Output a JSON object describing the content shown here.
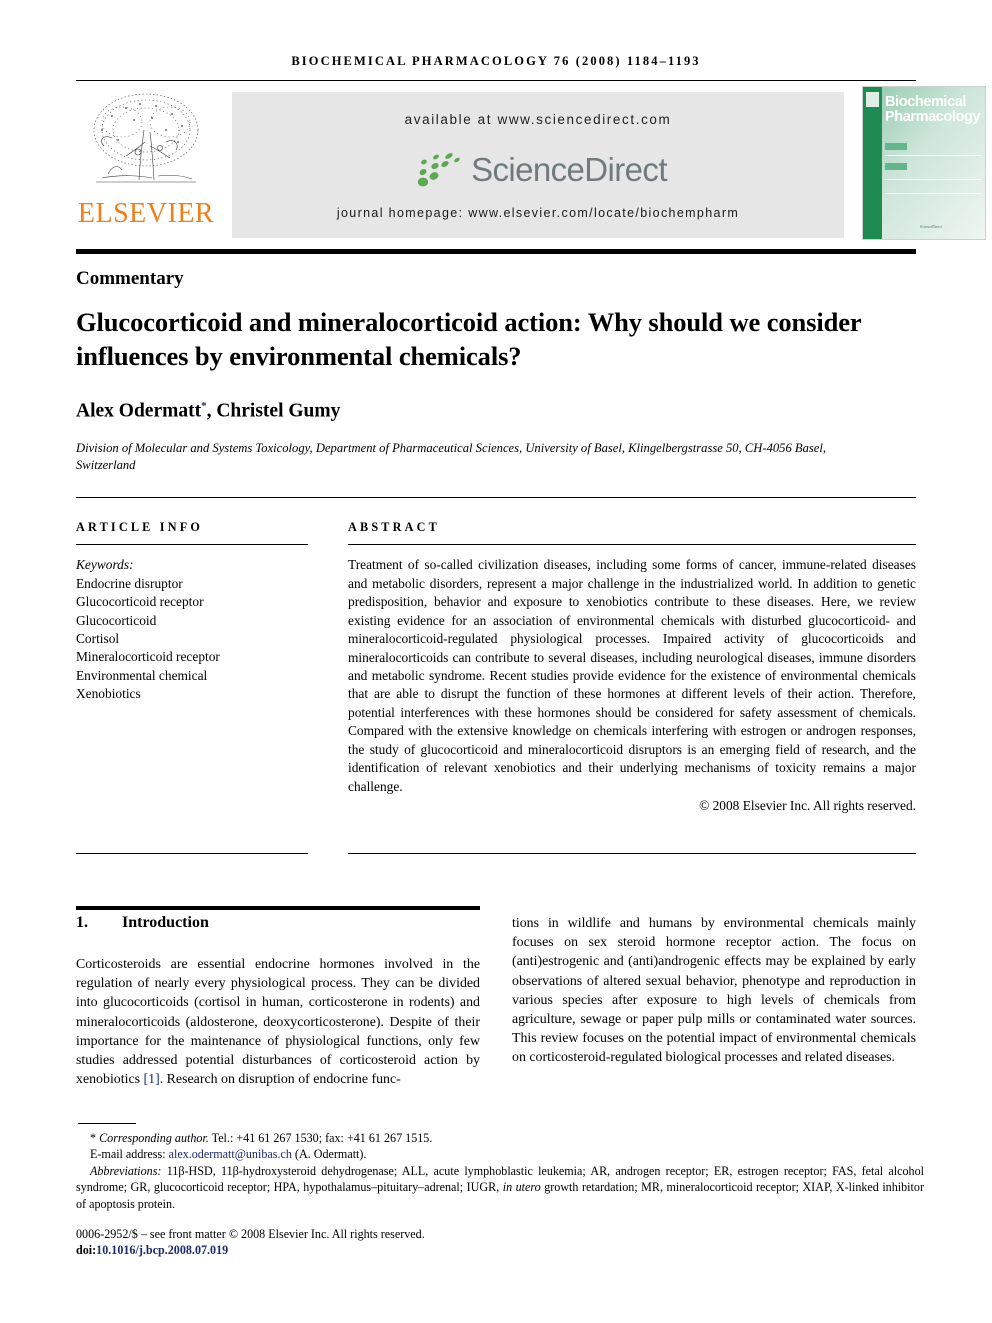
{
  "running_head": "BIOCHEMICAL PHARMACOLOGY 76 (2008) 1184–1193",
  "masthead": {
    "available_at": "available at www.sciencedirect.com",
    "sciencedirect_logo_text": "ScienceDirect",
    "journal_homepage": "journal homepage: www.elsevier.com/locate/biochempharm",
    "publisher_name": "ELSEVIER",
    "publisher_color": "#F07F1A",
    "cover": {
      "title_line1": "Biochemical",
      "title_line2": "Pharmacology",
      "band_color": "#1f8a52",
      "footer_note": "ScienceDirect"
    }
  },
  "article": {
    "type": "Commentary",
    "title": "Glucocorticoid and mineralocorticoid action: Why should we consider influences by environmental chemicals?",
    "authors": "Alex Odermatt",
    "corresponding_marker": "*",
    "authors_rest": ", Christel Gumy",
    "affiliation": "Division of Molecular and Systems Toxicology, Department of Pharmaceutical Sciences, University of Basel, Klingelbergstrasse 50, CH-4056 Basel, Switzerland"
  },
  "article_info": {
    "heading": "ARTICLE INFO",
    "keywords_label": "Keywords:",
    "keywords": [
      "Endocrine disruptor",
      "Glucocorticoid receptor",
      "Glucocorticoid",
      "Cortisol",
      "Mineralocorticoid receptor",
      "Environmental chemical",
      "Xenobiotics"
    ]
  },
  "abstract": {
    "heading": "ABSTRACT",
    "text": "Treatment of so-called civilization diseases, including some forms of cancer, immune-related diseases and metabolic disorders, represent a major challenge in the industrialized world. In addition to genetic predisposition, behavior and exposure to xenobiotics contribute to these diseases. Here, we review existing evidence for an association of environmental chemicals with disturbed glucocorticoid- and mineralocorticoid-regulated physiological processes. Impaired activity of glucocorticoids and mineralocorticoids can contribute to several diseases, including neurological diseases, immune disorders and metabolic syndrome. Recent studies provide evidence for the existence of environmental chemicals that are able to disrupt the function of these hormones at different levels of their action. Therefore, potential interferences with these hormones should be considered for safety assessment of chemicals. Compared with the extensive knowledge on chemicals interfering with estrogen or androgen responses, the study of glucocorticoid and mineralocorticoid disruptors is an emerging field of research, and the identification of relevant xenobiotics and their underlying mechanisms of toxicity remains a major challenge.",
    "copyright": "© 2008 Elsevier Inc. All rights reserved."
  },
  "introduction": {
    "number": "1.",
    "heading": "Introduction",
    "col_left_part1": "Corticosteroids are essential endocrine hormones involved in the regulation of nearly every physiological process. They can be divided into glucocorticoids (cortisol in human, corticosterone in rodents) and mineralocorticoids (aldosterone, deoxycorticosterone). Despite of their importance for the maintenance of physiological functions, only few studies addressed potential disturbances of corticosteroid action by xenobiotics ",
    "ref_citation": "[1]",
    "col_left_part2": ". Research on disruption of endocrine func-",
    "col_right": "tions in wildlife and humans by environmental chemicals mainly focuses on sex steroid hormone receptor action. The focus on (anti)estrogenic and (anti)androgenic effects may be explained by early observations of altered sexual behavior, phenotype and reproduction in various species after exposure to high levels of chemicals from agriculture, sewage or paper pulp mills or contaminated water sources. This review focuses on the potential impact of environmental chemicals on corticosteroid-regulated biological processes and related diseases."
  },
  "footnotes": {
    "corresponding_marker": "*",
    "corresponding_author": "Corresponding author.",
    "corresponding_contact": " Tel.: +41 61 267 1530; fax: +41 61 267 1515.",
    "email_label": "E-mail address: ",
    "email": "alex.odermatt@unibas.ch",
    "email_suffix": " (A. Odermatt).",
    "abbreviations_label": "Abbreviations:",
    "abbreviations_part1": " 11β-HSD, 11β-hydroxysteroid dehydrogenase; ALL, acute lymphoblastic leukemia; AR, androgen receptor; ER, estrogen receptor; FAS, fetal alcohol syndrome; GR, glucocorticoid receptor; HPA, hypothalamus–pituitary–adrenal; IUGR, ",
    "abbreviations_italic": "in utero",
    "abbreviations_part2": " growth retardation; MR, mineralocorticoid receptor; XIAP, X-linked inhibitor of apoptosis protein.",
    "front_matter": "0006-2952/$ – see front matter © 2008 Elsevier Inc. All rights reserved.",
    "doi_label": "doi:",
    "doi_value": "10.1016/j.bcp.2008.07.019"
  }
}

■ What the exercise asks:
From the first line to the last, write out the data exactly, omitting any pictures.

■ Solution for this task:
Output a JSON object describing the content shown here.
{
  "running_head": "BIOCHEMICAL PHARMACOLOGY 76 (2008) 1184–1193",
  "masthead": {
    "available_at": "available at www.sciencedirect.com",
    "sciencedirect_logo_text": "ScienceDirect",
    "journal_homepage": "journal homepage: www.elsevier.com/locate/biochempharm",
    "publisher_name": "ELSEVIER",
    "publisher_color": "#F07F1A",
    "cover": {
      "title_line1": "Biochemical",
      "title_line2": "Pharmacology",
      "band_color": "#1f8a52",
      "footer_note": "ScienceDirect"
    }
  },
  "article": {
    "type": "Commentary",
    "title": "Glucocorticoid and mineralocorticoid action: Why should we consider influences by environmental chemicals?",
    "authors": "Alex Odermatt",
    "corresponding_marker": "*",
    "authors_rest": ", Christel Gumy",
    "affiliation": "Division of Molecular and Systems Toxicology, Department of Pharmaceutical Sciences, University of Basel, Klingelbergstrasse 50, CH-4056 Basel, Switzerland"
  },
  "article_info": {
    "heading": "ARTICLE INFO",
    "keywords_label": "Keywords:",
    "keywords": [
      "Endocrine disruptor",
      "Glucocorticoid receptor",
      "Glucocorticoid",
      "Cortisol",
      "Mineralocorticoid receptor",
      "Environmental chemical",
      "Xenobiotics"
    ]
  },
  "abstract": {
    "heading": "ABSTRACT",
    "text": "Treatment of so-called civilization diseases, including some forms of cancer, immune-related diseases and metabolic disorders, represent a major challenge in the industrialized world. In addition to genetic predisposition, behavior and exposure to xenobiotics contribute to these diseases. Here, we review existing evidence for an association of environmental chemicals with disturbed glucocorticoid- and mineralocorticoid-regulated physiological processes. Impaired activity of glucocorticoids and mineralocorticoids can contribute to several diseases, including neurological diseases, immune disorders and metabolic syndrome. Recent studies provide evidence for the existence of environmental chemicals that are able to disrupt the function of these hormones at different levels of their action. Therefore, potential interferences with these hormones should be considered for safety assessment of chemicals. Compared with the extensive knowledge on chemicals interfering with estrogen or androgen responses, the study of glucocorticoid and mineralocorticoid disruptors is an emerging field of research, and the identification of relevant xenobiotics and their underlying mechanisms of toxicity remains a major challenge.",
    "copyright": "© 2008 Elsevier Inc. All rights reserved."
  },
  "introduction": {
    "number": "1.",
    "heading": "Introduction",
    "col_left_part1": "Corticosteroids are essential endocrine hormones involved in the regulation of nearly every physiological process. They can be divided into glucocorticoids (cortisol in human, corticosterone in rodents) and mineralocorticoids (aldosterone, deoxycorticosterone). Despite of their importance for the maintenance of physiological functions, only few studies addressed potential disturbances of corticosteroid action by xenobiotics ",
    "ref_citation": "[1]",
    "col_left_part2": ". Research on disruption of endocrine func-",
    "col_right": "tions in wildlife and humans by environmental chemicals mainly focuses on sex steroid hormone receptor action. The focus on (anti)estrogenic and (anti)androgenic effects may be explained by early observations of altered sexual behavior, phenotype and reproduction in various species after exposure to high levels of chemicals from agriculture, sewage or paper pulp mills or contaminated water sources. This review focuses on the potential impact of environmental chemicals on corticosteroid-regulated biological processes and related diseases."
  },
  "footnotes": {
    "corresponding_marker": "*",
    "corresponding_author": "Corresponding author.",
    "corresponding_contact": " Tel.: +41 61 267 1530; fax: +41 61 267 1515.",
    "email_label": "E-mail address: ",
    "email": "alex.odermatt@unibas.ch",
    "email_suffix": " (A. Odermatt).",
    "abbreviations_label": "Abbreviations:",
    "abbreviations_part1": " 11β-HSD, 11β-hydroxysteroid dehydrogenase; ALL, acute lymphoblastic leukemia; AR, androgen receptor; ER, estrogen receptor; FAS, fetal alcohol syndrome; GR, glucocorticoid receptor; HPA, hypothalamus–pituitary–adrenal; IUGR, ",
    "abbreviations_italic": "in utero",
    "abbreviations_part2": " growth retardation; MR, mineralocorticoid receptor; XIAP, X-linked inhibitor of apoptosis protein.",
    "front_matter": "0006-2952/$ – see front matter © 2008 Elsevier Inc. All rights reserved.",
    "doi_label": "doi:",
    "doi_value": "10.1016/j.bcp.2008.07.019"
  }
}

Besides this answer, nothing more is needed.